Records:
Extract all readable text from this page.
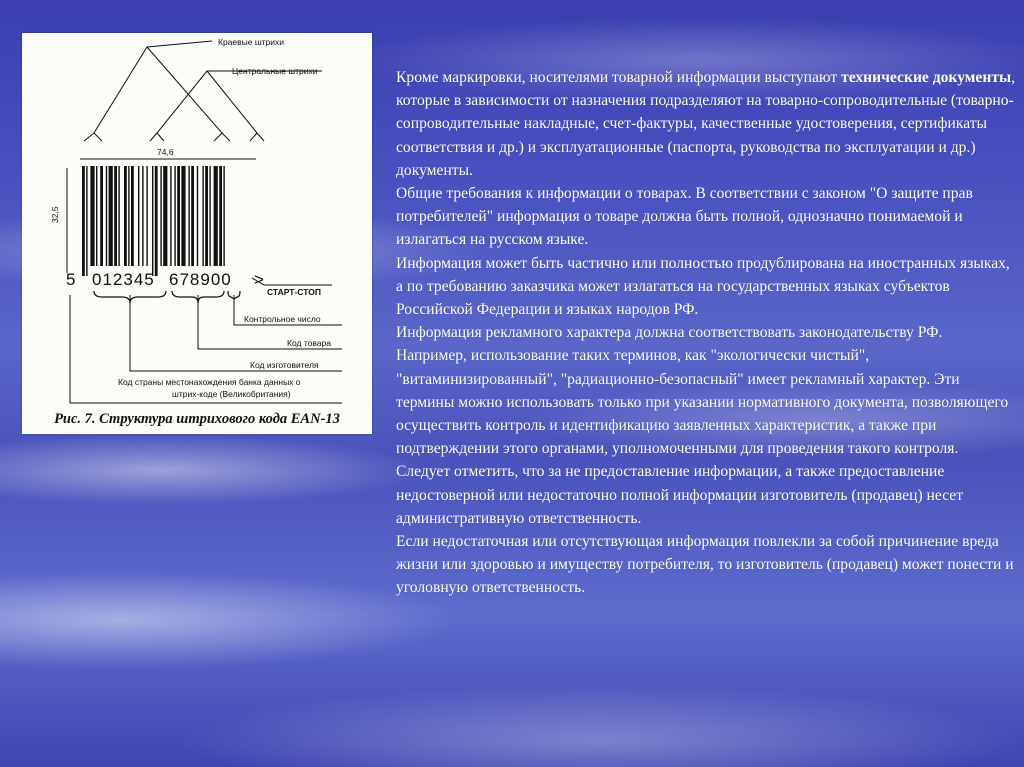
74,6
32,5
Краевые штрихи
Центральные штрихи
СТАРТ-СТОП
Контрольное число
Код товара
Код изготовителя
Код страны местонахождения банка данных о
штрих-коде (Великобритания)
5 012345 678900 >
Рис. 7. Структура штрихового кода EAN-13

Кроме маркировки, носителями товарной информации выступают технические документы, которые в зависимости от назначения подразделяют на товарно-сопроводительные (товарно-сопроводительные накладные, счет-фактуры, качественные удостоверения, сертификаты соответствия и др.) и эксплуатационные (паспорта, руководства по эксплуатации и др.) документы.

Общие требования к информации о товарах. В соответствии с законом "О защите прав потребителей" информация о товаре должна быть полной, однозначно понимаемой и излагаться на русском языке.

Информация может быть частично или полностью продублирована на иностранных языках, а по требованию заказчика может излагаться на государственных языках субъектов Российской Федерации и языках народов РФ.

Информация рекламного характера должна соответствовать законодательству РФ. Например, использование таких терминов, как "экологически чистый", "витаминизированный", "радиационно-безопасный" имеет рекламный характер. Эти термины можно использовать только при указании нормативного документа, позволяющего осуществить контроль и идентификацию заявленных характеристик, а также при подтверждении этого органами, уполномоченными для проведения такого контроля.

Следует отметить, что за не предоставление информации, а также предоставление недостоверной или недостаточно полной информации изготовитель (продавец) несет административную ответственность.

Если недостаточная или отсутствующая информация повлекли за собой причинение вреда жизни или здоровью и имуществу потребителя, то изготовитель (продавец) может понести и уголовную ответственность.
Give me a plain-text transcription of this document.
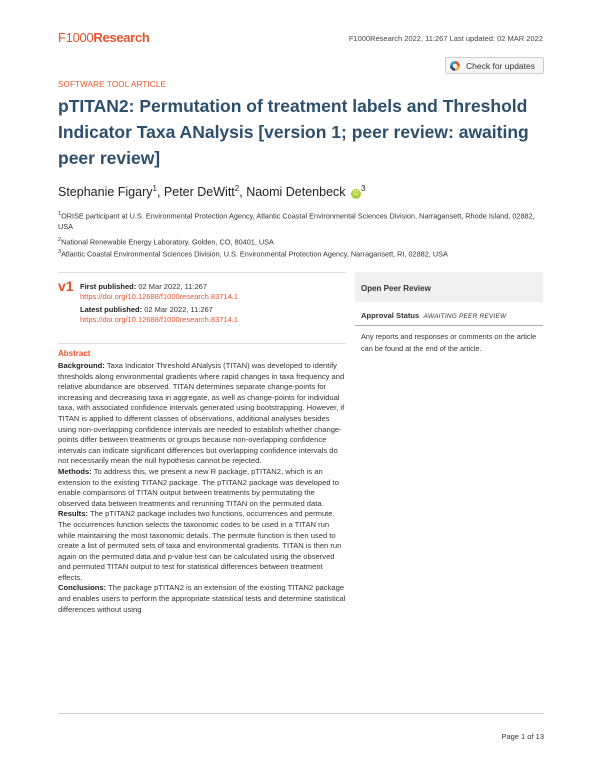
F1000Research	F1000Research 2022, 11:267 Last updated: 02 MAR 2022
Check for updates
SOFTWARE TOOL ARTICLE
pTITAN2: Permutation of treatment labels and Threshold Indicator Taxa ANalysis [version 1; peer review: awaiting peer review]
Stephanie Figary$^1$, Peter DeWitt$^2$, Naomi Detenbeck $iD^3$
$^1$ORISE participant at U.S. Environmental Protection Agency, Atlantic Coastal Environmental Sciences Division, Narragansett, Rhode Island, 02882, USA
$^2$National Renewable Energy Laboratory, Golden, CO, 80401, USA
$^3$Atlantic Coastal Environmental Sciences Division, U.S. Environmental Protection Agency, Narragansett, RI, 02882, USA
v1 First published: 02 Mar 2022, 11:267
https://doi.org/10.12688/f1000research.83714.1
Latest published: 02 Mar 2022, 11:267
https://doi.org/10.12688/f1000research.83714.1
Abstract

Background: Taxa Indicator Threshold ANalysis (TITAN) was developed to identify thresholds along environmental gradients where rapid changes in taxa frequency and relative abundance are observed. TITAN determines separate change-points for increasing and decreasing taxa in aggregate, as well as change-points for individual taxa, with associated confidence intervals generated using bootstrapping. However, if TITAN is applied to different classes of observations, additional analyses besides using non-overlapping confidence intervals are needed to establish whether change-points differ between treatments or groups because non-overlapping confidence intervals can indicate significant differences but overlapping confidence intervals do not necessarily mean the null hypothesis cannot be rejected.

Methods: To address this, we present a new R package, pTITAN2, which is an extension to the existing TITAN2 package. The pTITAN2 package was developed to enable comparisons of TITAN output between treatments by permutating the observed data between treatments and rerunning TITAN on the permuted data.

Results: The pTITAN2 package includes two functions, occurrences and permute. The occurrences function selects the taxonomic codes to be used in a TITAN run while maintaining the most taxonomic details. The permute function is then used to create a list of permuted sets of taxa and environmental gradients. TITAN is then run again on the permuted data and p-value test can be calculated using the observed and permuted TITAN output to test for statistical differences between treatment effects.

Conclusions: The package pTITAN2 is an extension of the existing TITAN2 package and enables users to perform the appropriate statistical tests and determine statistical differences without using

Open Peer Review
Approval Status AWAITING PEER REVIEW
Any reports and responses or comments on the article can be found at the end of the article.
Page 1 of 13
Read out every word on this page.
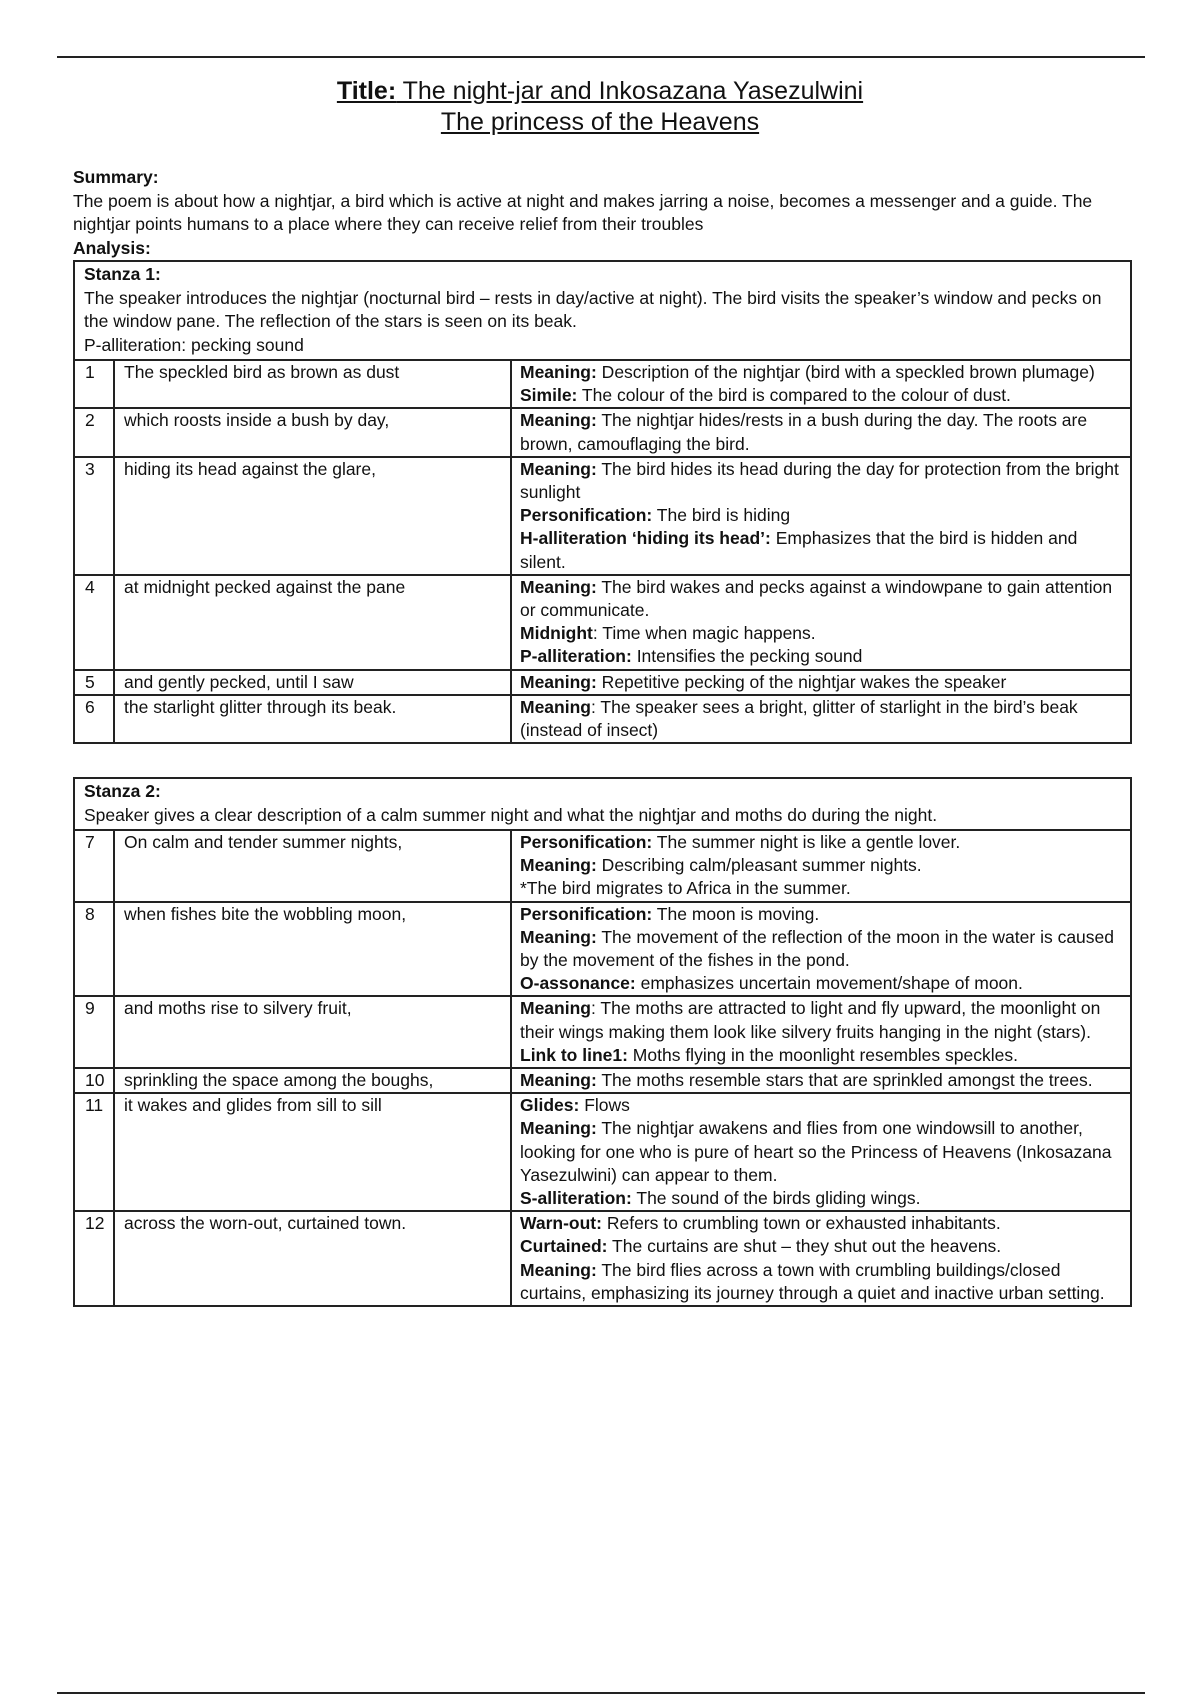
Title: The night-jar and Inkosazana Yasezulwini
The princess of the Heavens
Summary:
The poem is about how a nightjar, a bird which is active at night and makes jarring a noise, becomes a messenger and a guide. The nightjar points humans to a place where they can receive relief from their troubles
Analysis:
Stanza 1:
The speaker introduces the nightjar (nocturnal bird – rests in day/active at night). The bird visits the speaker’s window and pecks on the window pane. The reflection of the stars is seen on its beak.
P-alliteration: pecking sound
1	The speckled bird as brown as dust	Meaning: Description of the nightjar (bird with a speckled brown plumage)
Simile: The colour of the bird is compared to the colour of dust.

2	which roosts inside a bush by day,	Meaning: The nightjar hides/rests in a bush during the day. The roots are brown, camouflaging the bird.

3	hiding its head against the glare,	Meaning: The bird hides its head during the day for protection from the bright sunlight
Personification: The bird is hiding
H-alliteration ‘hiding its head’: Emphasizes that the bird is hidden and silent.

4	at midnight pecked against the pane	Meaning: The bird wakes and pecks against a windowpane to gain attention or communicate.
Midnight: Time when magic happens.
P-alliteration: Intensifies the pecking sound

5	and gently pecked, until I saw	Meaning: Repetitive pecking of the nightjar wakes the speaker

6	the starlight glitter through its beak.	Meaning: The speaker sees a bright, glitter of starlight in the bird’s beak (instead of insect)
Stanza 2:
Speaker gives a clear description of a calm summer night and what the nightjar and moths do during the night.
7	On calm and tender summer nights,	Personification: The summer night is like a gentle lover.
Meaning: Describing calm/pleasant summer nights.
*The bird migrates to Africa in the summer.

8	when fishes bite the wobbling moon,	Personification: The moon is moving.
Meaning: The movement of the reflection of the moon in the water is caused by the movement of the fishes in the pond.
O-assonance: emphasizes uncertain movement/shape of moon.

9	and moths rise to silvery fruit,	Meaning: The moths are attracted to light and fly upward, the moonlight on their wings making them look like silvery fruits hanging in the night (stars).
Link to line1: Moths flying in the moonlight resembles speckles.

10	sprinkling the space among the boughs,	Meaning: The moths resemble stars that are sprinkled amongst the trees.

11	it wakes and glides from sill to sill	Glides: Flows
Meaning: The nightjar awakens and flies from one windowsill to another, looking for one who is pure of heart so the Princess of Heavens (Inkosazana Yasezulwini) can appear to them.
S-alliteration: The sound of the birds gliding wings.

12	across the worn-out, curtained town.	Warn-out: Refers to crumbling town or exhausted inhabitants.
Curtained: The curtains are shut – they shut out the heavens.
Meaning: The bird flies across a town with crumbling buildings/closed curtains, emphasizing its journey through a quiet and inactive urban setting.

◆ Short exercise
Reproduce all of the data exactly, omitting each picture it holds.

◆ Reply
Extract all readable text from this page.
74,6
32,5
Краевые штрихи
Центральные штрихи
СТАРТ-СТОП
Контрольное число
Код товара
Код изготовителя
Код страны местонахождения банка данных о
штрих-коде (Великобритания)
5 012345 678900 >
Рис. 7. Структура штрихового кода EAN-13

Кроме маркировки, носителями товарной информации выступают технические документы, которые в зависимости от назначения подразделяют на товарно-сопроводительные (товарно-сопроводительные накладные, счет-фактуры, качественные удостоверения, сертификаты соответствия и др.) и эксплуатационные (паспорта, руководства по эксплуатации и др.) документы.

Общие требования к информации о товарах. В соответствии с законом "О защите прав потребителей" информация о товаре должна быть полной, однозначно понимаемой и излагаться на русском языке.

Информация может быть частично или полностью продублирована на иностранных языках, а по требованию заказчика может излагаться на государственных языках субъектов Российской Федерации и языках народов РФ.

Информация рекламного характера должна соответствовать законодательству РФ. Например, использование таких терминов, как "экологически чистый", "витаминизированный", "радиационно-безопасный" имеет рекламный характер. Эти термины можно использовать только при указании нормативного документа, позволяющего осуществить контроль и идентификацию заявленных характеристик, а также при подтверждении этого органами, уполномоченными для проведения такого контроля.

Следует отметить, что за не предоставление информации, а также предоставление недостоверной или недостаточно полной информации изготовитель (продавец) несет административную ответственность.

Если недостаточная или отсутствующая информация повлекли за собой причинение вреда жизни или здоровью и имуществу потребителя, то изготовитель (продавец) может понести и уголовную ответственность.
Give me a plain-text transcription of this document.
F1000Research	F1000Research 2022, 11:267 Last updated: 02 MAR 2022
Check for updates
SOFTWARE TOOL ARTICLE
pTITAN2: Permutation of treatment labels and Threshold Indicator Taxa ANalysis [version 1; peer review: awaiting peer review]
Stephanie Figary$^1$, Peter DeWitt$^2$, Naomi Detenbeck $iD^3$
$^1$ORISE participant at U.S. Environmental Protection Agency, Atlantic Coastal Environmental Sciences Division, Narragansett, Rhode Island, 02882, USA
$^2$National Renewable Energy Laboratory, Golden, CO, 80401, USA
$^3$Atlantic Coastal Environmental Sciences Division, U.S. Environmental Protection Agency, Narragansett, RI, 02882, USA
v1 First published: 02 Mar 2022, 11:267
https://doi.org/10.12688/f1000research.83714.1
Latest published: 02 Mar 2022, 11:267
https://doi.org/10.12688/f1000research.83714.1
Abstract

Background: Taxa Indicator Threshold ANalysis (TITAN) was developed to identify thresholds along environmental gradients where rapid changes in taxa frequency and relative abundance are observed. TITAN determines separate change-points for increasing and decreasing taxa in aggregate, as well as change-points for individual taxa, with associated confidence intervals generated using bootstrapping. However, if TITAN is applied to different classes of observations, additional analyses besides using non-overlapping confidence intervals are needed to establish whether change-points differ between treatments or groups because non-overlapping confidence intervals can indicate significant differences but overlapping confidence intervals do not necessarily mean the null hypothesis cannot be rejected.

Methods: To address this, we present a new R package, pTITAN2, which is an extension to the existing TITAN2 package. The pTITAN2 package was developed to enable comparisons of TITAN output between treatments by permutating the observed data between treatments and rerunning TITAN on the permuted data.

Results: The pTITAN2 package includes two functions, occurrences and permute. The occurrences function selects the taxonomic codes to be used in a TITAN run while maintaining the most taxonomic details. The permute function is then used to create a list of permuted sets of taxa and environmental gradients. TITAN is then run again on the permuted data and p-value test can be calculated using the observed and permuted TITAN output to test for statistical differences between treatment effects.

Conclusions: The package pTITAN2 is an extension of the existing TITAN2 package and enables users to perform the appropriate statistical tests and determine statistical differences without using

Open Peer Review
Approval Status AWAITING PEER REVIEW
Any reports and responses or comments on the article can be found at the end of the article.
Page 1 of 13
Read out every word on this page.
Title: The night-jar and Inkosazana Yasezulwini
The princess of the Heavens
Summary:
The poem is about how a nightjar, a bird which is active at night and makes jarring a noise, becomes a messenger and a guide. The nightjar points humans to a place where they can receive relief from their troubles
Analysis:
Stanza 1:
The speaker introduces the nightjar (nocturnal bird – rests in day/active at night). The bird visits the speaker’s window and pecks on the window pane. The reflection of the stars is seen on its beak.
P-alliteration: pecking sound
1	The speckled bird as brown as dust	Meaning: Description of the nightjar (bird with a speckled brown plumage)
Simile: The colour of the bird is compared to the colour of dust.

2	which roosts inside a bush by day,	Meaning: The nightjar hides/rests in a bush during the day. The roots are brown, camouflaging the bird.

3	hiding its head against the glare,	Meaning: The bird hides its head during the day for protection from the bright sunlight
Personification: The bird is hiding
H-alliteration ‘hiding its head’: Emphasizes that the bird is hidden and silent.

4	at midnight pecked against the pane	Meaning: The bird wakes and pecks against a windowpane to gain attention or communicate.
Midnight: Time when magic happens.
P-alliteration: Intensifies the pecking sound

5	and gently pecked, until I saw	Meaning: Repetitive pecking of the nightjar wakes the speaker

6	the starlight glitter through its beak.	Meaning: The speaker sees a bright, glitter of starlight in the bird’s beak (instead of insect)
Stanza 2:
Speaker gives a clear description of a calm summer night and what the nightjar and moths do during the night.
7	On calm and tender summer nights,	Personification: The summer night is like a gentle lover.
Meaning: Describing calm/pleasant summer nights.
*The bird migrates to Africa in the summer.

8	when fishes bite the wobbling moon,	Personification: The moon is moving.
Meaning: The movement of the reflection of the moon in the water is caused by the movement of the fishes in the pond.
O-assonance: emphasizes uncertain movement/shape of moon.

9	and moths rise to silvery fruit,	Meaning: The moths are attracted to light and fly upward, the moonlight on their wings making them look like silvery fruits hanging in the night (stars).
Link to line1: Moths flying in the moonlight resembles speckles.

10	sprinkling the space among the boughs,	Meaning: The moths resemble stars that are sprinkled amongst the trees.

11	it wakes and glides from sill to sill	Glides: Flows
Meaning: The nightjar awakens and flies from one windowsill to another, looking for one who is pure of heart so the Princess of Heavens (Inkosazana Yasezulwini) can appear to them.
S-alliteration: The sound of the birds gliding wings.

12	across the worn-out, curtained town.	Warn-out: Refers to crumbling town or exhausted inhabitants.
Curtained: The curtains are shut – they shut out the heavens.
Meaning: The bird flies across a town with crumbling buildings/closed curtains, emphasizing its journey through a quiet and inactive urban setting.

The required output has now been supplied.